==== Information shown

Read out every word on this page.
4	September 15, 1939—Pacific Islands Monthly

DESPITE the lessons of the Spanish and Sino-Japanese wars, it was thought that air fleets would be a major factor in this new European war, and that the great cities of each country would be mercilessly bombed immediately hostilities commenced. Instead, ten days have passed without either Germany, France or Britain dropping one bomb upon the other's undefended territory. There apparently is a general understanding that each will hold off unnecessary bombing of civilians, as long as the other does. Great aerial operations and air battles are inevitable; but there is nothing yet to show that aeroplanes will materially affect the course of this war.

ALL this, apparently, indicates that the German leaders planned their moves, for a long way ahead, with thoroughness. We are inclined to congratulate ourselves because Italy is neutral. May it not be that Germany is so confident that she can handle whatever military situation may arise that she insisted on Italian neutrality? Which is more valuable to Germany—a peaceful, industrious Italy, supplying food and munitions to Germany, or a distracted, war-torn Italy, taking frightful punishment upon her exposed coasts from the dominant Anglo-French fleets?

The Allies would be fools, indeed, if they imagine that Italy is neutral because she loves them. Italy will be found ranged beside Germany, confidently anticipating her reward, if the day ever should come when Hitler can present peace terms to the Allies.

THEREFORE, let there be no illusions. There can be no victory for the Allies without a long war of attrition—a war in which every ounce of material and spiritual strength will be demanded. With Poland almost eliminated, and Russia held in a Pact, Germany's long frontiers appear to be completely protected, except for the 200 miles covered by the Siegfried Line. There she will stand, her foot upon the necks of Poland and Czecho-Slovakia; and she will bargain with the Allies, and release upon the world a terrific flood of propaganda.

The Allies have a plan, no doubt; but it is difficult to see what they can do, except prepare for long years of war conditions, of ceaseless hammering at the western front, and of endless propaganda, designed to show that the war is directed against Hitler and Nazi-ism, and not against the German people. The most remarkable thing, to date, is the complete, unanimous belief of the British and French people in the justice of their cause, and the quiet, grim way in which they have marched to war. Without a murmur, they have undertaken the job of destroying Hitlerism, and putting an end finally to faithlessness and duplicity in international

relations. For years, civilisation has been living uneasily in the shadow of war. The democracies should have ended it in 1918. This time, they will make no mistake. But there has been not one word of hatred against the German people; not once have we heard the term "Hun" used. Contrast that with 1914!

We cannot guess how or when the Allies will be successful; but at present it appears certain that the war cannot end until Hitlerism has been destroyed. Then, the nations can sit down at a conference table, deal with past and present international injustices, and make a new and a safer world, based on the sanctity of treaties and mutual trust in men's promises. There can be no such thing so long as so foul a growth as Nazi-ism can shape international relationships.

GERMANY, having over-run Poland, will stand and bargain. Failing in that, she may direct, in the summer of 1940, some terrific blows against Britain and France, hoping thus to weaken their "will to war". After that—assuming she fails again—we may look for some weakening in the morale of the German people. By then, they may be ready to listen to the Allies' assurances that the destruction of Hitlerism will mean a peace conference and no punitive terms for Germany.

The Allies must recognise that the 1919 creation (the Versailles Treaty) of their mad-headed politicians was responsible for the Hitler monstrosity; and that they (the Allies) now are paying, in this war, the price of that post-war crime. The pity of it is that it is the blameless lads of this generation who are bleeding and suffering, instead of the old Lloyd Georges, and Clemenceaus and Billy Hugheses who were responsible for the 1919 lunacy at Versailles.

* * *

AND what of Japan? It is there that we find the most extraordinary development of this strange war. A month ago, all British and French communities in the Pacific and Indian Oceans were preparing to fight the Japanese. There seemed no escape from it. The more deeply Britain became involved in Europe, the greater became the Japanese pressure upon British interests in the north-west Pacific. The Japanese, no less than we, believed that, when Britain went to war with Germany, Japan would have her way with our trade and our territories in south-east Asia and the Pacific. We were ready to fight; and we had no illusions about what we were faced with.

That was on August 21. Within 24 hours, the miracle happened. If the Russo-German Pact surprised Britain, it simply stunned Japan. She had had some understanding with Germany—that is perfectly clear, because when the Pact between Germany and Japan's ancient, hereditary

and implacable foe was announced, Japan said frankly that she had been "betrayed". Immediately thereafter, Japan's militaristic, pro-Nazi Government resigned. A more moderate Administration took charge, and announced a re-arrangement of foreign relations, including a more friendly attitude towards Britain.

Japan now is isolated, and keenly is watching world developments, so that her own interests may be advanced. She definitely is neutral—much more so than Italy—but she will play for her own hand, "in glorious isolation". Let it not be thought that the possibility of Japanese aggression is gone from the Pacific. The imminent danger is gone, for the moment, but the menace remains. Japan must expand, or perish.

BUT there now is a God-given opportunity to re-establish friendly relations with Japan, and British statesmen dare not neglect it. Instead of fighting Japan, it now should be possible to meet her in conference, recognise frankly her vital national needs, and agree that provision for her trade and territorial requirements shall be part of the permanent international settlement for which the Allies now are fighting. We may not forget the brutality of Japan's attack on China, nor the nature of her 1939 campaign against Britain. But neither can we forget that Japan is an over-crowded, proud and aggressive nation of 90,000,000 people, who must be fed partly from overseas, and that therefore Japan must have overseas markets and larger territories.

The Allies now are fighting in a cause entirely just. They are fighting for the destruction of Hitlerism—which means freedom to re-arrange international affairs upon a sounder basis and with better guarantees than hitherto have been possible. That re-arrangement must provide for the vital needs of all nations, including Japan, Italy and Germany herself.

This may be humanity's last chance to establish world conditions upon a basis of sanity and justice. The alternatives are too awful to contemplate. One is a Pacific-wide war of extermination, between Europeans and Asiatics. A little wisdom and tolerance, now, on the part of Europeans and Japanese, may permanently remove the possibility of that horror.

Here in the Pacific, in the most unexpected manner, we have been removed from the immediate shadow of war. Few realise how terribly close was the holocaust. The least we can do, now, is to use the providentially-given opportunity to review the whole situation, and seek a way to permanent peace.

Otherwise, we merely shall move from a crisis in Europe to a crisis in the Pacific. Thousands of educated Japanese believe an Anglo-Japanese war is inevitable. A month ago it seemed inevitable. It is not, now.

========

§ **Problem statement**: From the entries above, copy every line where the word "possible" shows up.

§ **Exercise result**:
BUT there now is a God-given opportunity to re-establish friendly relations with Japan, and British statesmen dare not neglect it. Instead of fighting Japan, it now should be possible to meet her in conference, recognise frankly her vital national needs, and agree that provision for her trade and territorial requirements shall be part of the permanent international settlement for which the Allies now are fighting. We may not forget the brutality of Japan's attack on China, nor the nature of her 1939 campaign against Britain. But neither can we forget that Japan is an over-crowded, proud and aggressive nation of 90,000,000 people, who must be fed partly from overseas, and that therefore Japan must have overseas markets and larger territories.
The Allies now are fighting in a cause entirely just. They are fighting for the destruction of Hitlerism—which means freedom to re-arrange international affairs upon a sounder basis and with better guarantees than hitherto have been possible. That re-arrangement must provide for the vital needs of all nations, including Japan, Italy and Germany herself.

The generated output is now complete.